INSTRUCTIONS TO FOLLOW: All of the data below should be written out exactly.

DATA ENTRIES:
----

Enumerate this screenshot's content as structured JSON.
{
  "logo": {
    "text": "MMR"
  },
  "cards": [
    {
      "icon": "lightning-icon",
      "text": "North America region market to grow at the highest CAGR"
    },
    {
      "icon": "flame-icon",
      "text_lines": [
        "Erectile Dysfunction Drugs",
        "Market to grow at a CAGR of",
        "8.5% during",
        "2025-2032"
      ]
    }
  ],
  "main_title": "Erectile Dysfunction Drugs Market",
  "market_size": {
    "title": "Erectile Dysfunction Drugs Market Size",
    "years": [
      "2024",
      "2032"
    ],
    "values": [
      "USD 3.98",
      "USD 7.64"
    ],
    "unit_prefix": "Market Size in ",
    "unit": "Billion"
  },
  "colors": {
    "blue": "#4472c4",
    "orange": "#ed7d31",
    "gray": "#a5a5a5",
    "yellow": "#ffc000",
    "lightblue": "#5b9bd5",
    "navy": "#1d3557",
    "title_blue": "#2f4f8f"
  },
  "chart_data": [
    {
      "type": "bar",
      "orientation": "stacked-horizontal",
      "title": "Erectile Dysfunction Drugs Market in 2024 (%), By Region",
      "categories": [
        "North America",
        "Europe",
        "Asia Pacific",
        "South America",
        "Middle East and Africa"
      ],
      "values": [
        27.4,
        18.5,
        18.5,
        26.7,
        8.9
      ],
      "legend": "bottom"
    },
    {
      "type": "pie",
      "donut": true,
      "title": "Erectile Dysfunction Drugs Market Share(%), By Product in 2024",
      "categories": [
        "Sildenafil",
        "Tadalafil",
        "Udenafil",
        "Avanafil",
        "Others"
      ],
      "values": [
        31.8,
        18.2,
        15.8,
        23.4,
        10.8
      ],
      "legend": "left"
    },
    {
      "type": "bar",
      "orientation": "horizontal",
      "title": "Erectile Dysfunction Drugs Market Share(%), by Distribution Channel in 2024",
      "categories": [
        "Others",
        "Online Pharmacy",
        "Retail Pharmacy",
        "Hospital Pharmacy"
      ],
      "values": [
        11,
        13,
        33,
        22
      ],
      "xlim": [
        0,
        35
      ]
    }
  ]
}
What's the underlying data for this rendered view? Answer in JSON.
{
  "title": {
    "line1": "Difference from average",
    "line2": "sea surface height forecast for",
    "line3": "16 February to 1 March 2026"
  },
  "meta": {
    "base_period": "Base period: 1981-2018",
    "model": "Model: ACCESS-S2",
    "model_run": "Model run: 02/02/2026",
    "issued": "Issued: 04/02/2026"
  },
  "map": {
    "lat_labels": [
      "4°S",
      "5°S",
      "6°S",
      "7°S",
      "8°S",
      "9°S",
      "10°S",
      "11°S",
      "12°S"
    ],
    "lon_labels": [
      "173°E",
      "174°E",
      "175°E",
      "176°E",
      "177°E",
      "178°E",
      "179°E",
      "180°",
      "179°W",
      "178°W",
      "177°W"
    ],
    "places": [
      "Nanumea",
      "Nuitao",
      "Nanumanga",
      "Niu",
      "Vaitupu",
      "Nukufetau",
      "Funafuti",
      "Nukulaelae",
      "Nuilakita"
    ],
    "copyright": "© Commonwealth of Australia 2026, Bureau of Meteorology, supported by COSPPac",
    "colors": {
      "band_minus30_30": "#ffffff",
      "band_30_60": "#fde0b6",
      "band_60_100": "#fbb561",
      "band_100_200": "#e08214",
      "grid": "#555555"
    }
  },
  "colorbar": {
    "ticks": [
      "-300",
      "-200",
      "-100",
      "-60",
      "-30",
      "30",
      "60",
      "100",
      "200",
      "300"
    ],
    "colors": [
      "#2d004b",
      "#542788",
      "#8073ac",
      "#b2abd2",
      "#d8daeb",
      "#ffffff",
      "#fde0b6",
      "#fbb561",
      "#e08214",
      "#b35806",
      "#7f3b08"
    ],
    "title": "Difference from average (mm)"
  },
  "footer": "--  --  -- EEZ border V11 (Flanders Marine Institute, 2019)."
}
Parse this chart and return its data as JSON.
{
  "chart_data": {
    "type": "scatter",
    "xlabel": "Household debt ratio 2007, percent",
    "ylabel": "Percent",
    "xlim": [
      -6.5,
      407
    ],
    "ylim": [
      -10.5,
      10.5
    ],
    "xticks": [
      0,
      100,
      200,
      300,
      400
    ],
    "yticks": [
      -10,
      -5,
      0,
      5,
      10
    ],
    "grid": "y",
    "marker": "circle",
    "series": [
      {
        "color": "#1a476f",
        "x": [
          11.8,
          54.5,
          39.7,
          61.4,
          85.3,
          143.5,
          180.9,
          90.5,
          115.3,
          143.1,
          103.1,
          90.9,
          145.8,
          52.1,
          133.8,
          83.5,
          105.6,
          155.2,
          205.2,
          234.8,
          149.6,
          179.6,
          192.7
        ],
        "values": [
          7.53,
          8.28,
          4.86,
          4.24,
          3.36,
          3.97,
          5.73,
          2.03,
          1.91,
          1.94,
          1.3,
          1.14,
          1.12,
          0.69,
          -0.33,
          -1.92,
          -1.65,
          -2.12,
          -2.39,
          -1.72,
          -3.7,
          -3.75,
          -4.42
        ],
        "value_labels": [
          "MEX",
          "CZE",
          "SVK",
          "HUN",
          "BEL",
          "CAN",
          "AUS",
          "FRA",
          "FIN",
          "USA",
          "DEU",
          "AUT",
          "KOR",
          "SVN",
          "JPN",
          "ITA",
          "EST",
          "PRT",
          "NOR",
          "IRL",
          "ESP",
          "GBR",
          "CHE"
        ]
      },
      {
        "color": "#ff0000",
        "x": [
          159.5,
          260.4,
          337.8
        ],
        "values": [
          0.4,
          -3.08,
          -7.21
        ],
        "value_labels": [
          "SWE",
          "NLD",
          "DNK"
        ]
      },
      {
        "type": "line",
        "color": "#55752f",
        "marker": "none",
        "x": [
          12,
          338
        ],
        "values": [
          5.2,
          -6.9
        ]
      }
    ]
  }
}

----

EXERCISE ANSWER:
Enumerate this screenshot's content as structured JSON.
{
  "logo": {
    "text": "MMR"
  },
  "cards": [
    {
      "icon": "lightning-icon",
      "text": "North America region market to grow at the highest CAGR"
    },
    {
      "icon": "flame-icon",
      "text_lines": [
        "Erectile Dysfunction Drugs",
        "Market to grow at a CAGR of",
        "8.5% during",
        "2025-2032"
      ]
    }
  ],
  "main_title": "Erectile Dysfunction Drugs Market",
  "market_size": {
    "title": "Erectile Dysfunction Drugs Market Size",
    "years": [
      "2024",
      "2032"
    ],
    "values": [
      "USD 3.98",
      "USD 7.64"
    ],
    "unit_prefix": "Market Size in ",
    "unit": "Billion"
  },
  "colors": {
    "blue": "#4472c4",
    "orange": "#ed7d31",
    "gray": "#a5a5a5",
    "yellow": "#ffc000",
    "lightblue": "#5b9bd5",
    "navy": "#1d3557",
    "title_blue": "#2f4f8f"
  },
  "chart_data": [
    {
      "type": "bar",
      "orientation": "stacked-horizontal",
      "title": "Erectile Dysfunction Drugs Market in 2024 (%), By Region",
      "categories": [
        "North America",
        "Europe",
        "Asia Pacific",
        "South America",
        "Middle East and Africa"
      ],
      "values": [
        27.4,
        18.5,
        18.5,
        26.7,
        8.9
      ],
      "legend": "bottom"
    },
    {
      "type": "pie",
      "donut": true,
      "title": "Erectile Dysfunction Drugs Market Share(%), By Product in 2024",
      "categories": [
        "Sildenafil",
        "Tadalafil",
        "Udenafil",
        "Avanafil",
        "Others"
      ],
      "values": [
        31.8,
        18.2,
        15.8,
        23.4,
        10.8
      ],
      "legend": "left"
    },
    {
      "type": "bar",
      "orientation": "horizontal",
      "title": "Erectile Dysfunction Drugs Market Share(%), by Distribution Channel in 2024",
      "categories": [
        "Others",
        "Online Pharmacy",
        "Retail Pharmacy",
        "Hospital Pharmacy"
      ],
      "values": [
        11,
        13,
        33,
        22
      ],
      "xlim": [
        0,
        35
      ]
    }
  ]
}
What's the underlying data for this rendered view? Answer in JSON.
{
  "title": {
    "line1": "Difference from average",
    "line2": "sea surface height forecast for",
    "line3": "16 February to 1 March 2026"
  },
  "meta": {
    "base_period": "Base period: 1981-2018",
    "model": "Model: ACCESS-S2",
    "model_run": "Model run: 02/02/2026",
    "issued": "Issued: 04/02/2026"
  },
  "map": {
    "lat_labels": [
      "4°S",
      "5°S",
      "6°S",
      "7°S",
      "8°S",
      "9°S",
      "10°S",
      "11°S",
      "12°S"
    ],
    "lon_labels": [
      "173°E",
      "174°E",
      "175°E",
      "176°E",
      "177°E",
      "178°E",
      "179°E",
      "180°",
      "179°W",
      "178°W",
      "177°W"
    ],
    "places": [
      "Nanumea",
      "Nuitao",
      "Nanumanga",
      "Niu",
      "Vaitupu",
      "Nukufetau",
      "Funafuti",
      "Nukulaelae",
      "Nuilakita"
    ],
    "copyright": "© Commonwealth of Australia 2026, Bureau of Meteorology, supported by COSPPac",
    "colors": {
      "band_minus30_30": "#ffffff",
      "band_30_60": "#fde0b6",
      "band_60_100": "#fbb561",
      "band_100_200": "#e08214",
      "grid": "#555555"
    }
  },
  "colorbar": {
    "ticks": [
      "-300",
      "-200",
      "-100",
      "-60",
      "-30",
      "30",
      "60",
      "100",
      "200",
      "300"
    ],
    "colors": [
      "#2d004b",
      "#542788",
      "#8073ac",
      "#b2abd2",
      "#d8daeb",
      "#ffffff",
      "#fde0b6",
      "#fbb561",
      "#e08214",
      "#b35806",
      "#7f3b08"
    ],
    "title": "Difference from average (mm)"
  },
  "footer": "--  --  -- EEZ border V11 (Flanders Marine Institute, 2019)."
}
Parse this chart and return its data as JSON.
{
  "chart_data": {
    "type": "scatter",
    "xlabel": "Household debt ratio 2007, percent",
    "ylabel": "Percent",
    "xlim": [
      -6.5,
      407
    ],
    "ylim": [
      -10.5,
      10.5
    ],
    "xticks": [
      0,
      100,
      200,
      300,
      400
    ],
    "yticks": [
      -10,
      -5,
      0,
      5,
      10
    ],
    "grid": "y",
    "marker": "circle",
    "series": [
      {
        "color": "#1a476f",
        "x": [
          11.8,
          54.5,
          39.7,
          61.4,
          85.3,
          143.5,
          180.9,
          90.5,
          115.3,
          143.1,
          103.1,
          90.9,
          145.8,
          52.1,
          133.8,
          83.5,
          105.6,
          155.2,
          205.2,
          234.8,
          149.6,
          179.6,
          192.7
        ],
        "values": [
          7.53,
          8.28,
          4.86,
          4.24,
          3.36,
          3.97,
          5.73,
          2.03,
          1.91,
          1.94,
          1.3,
          1.14,
          1.12,
          0.69,
          -0.33,
          -1.92,
          -1.65,
          -2.12,
          -2.39,
          -1.72,
          -3.7,
          -3.75,
          -4.42
        ],
        "value_labels": [
          "MEX",
          "CZE",
          "SVK",
          "HUN",
          "BEL",
          "CAN",
          "AUS",
          "FRA",
          "FIN",
          "USA",
          "DEU",
          "AUT",
          "KOR",
          "SVN",
          "JPN",
          "ITA",
          "EST",
          "PRT",
          "NOR",
          "IRL",
          "ESP",
          "GBR",
          "CHE"
        ]
      },
      {
        "color": "#ff0000",
        "x": [
          159.5,
          260.4,
          337.8
        ],
        "values": [
          0.4,
          -3.08,
          -7.21
        ],
        "value_labels": [
          "SWE",
          "NLD",
          "DNK"
        ]
      },
      {
        "type": "line",
        "color": "#55752f",
        "marker": "none",
        "x": [
          12,
          338
        ],
        "values": [
          5.2,
          -6.9
        ]
      }
    ]
  }
}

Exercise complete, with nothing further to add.